The defence ministry has forcibly retired a set of bureaucrats for non-performance, after a detailed screening process found them unfit to continue in government service. The strong step — the first to be taken at such a scale by the ministry — will see 13 babus from the Indian Ordnance Factories Service (IOFS) retire early.

The ministry said that the government officers have been retired “in public interest due to their overall unsatisfactory performance”. The retirement is part of a larger government policy to cut the flab and punish officers found unfit for duty to open up vacancies for younger staff.

While there were instances in the past, of junior level bureaucrats and officials getting compulsory retirement, this is for the first time that the government has effected a mass retirement of Group-A service officers, who were selected through a rigorous central screening process is unusual.

The Ordnance Factory Board, which still makes most of the ammunition being used by the armed forces, has come under criticism by audit bodies as well as the military for non-performance, inferior quality of production and repeated failure to meet timelines. The IOFS service leads the 39 ordnance factories that employ close to one lakh employees across the nation.

- Set tasks
**a.** Answer these questions about the news excerpt on the defence ministry's forced retirements:
(i) How many officers are being retired early, and from which service?
(ii) According to the ministry, why were the officers retired?
(iii) How many ordnance factories does the IOFS lead?
**b.** Pick up the news excerpt on the defence ministry's forced retirements after its final sentence and continue it with a few more sentences.

- Recorded information
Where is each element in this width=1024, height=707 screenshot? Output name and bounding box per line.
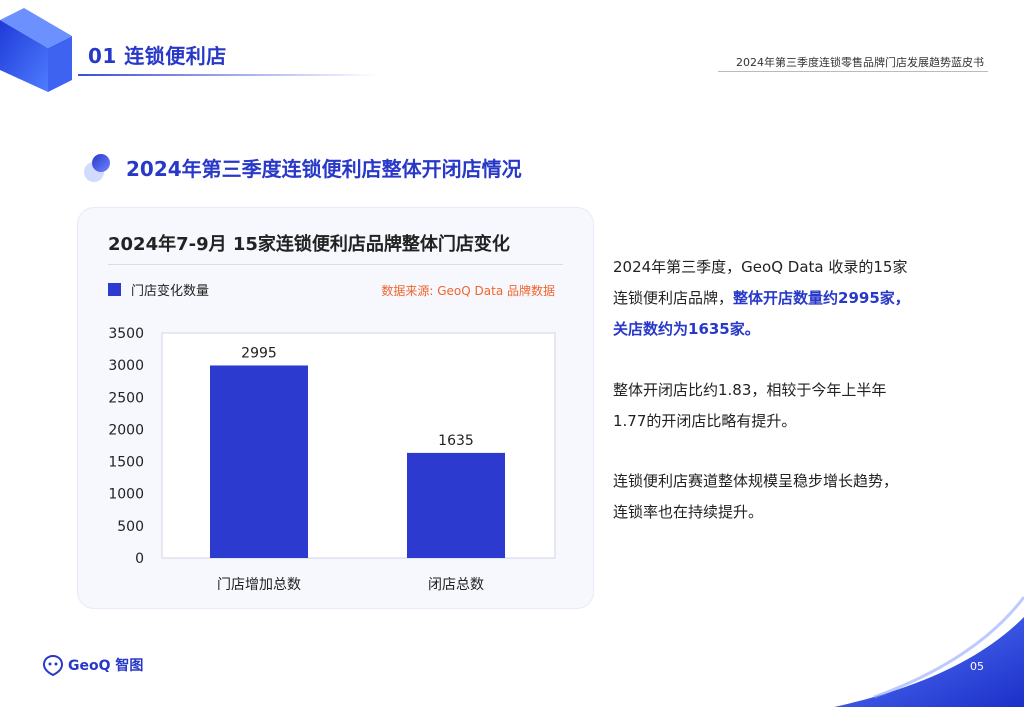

- Task-by-task results
**a.**
(i) 13 officers from the Indian Ordnance Factories Service (IOFS).
(ii) They were retired "in public interest due to their overall unsatisfactory performance."
(iii) 39 ordnance factories.

**b.**
As reported, in a set of new reforms, described as the biggest post-independence, over 57,000 Army personnel are being redeployed from non-core duties like postal service and military farms to combat-oriented duties.

The restructuring includes shutting down of military farms, optimising signal units and reforming the National Cadet Corps (NCC) and will be completed by 2019.

The reforms to cut down flab are the first stage in larger plans to improve the “teeth to tail ratio” — the number of personnel in active combat role in relation to support units that facilitate the frontline.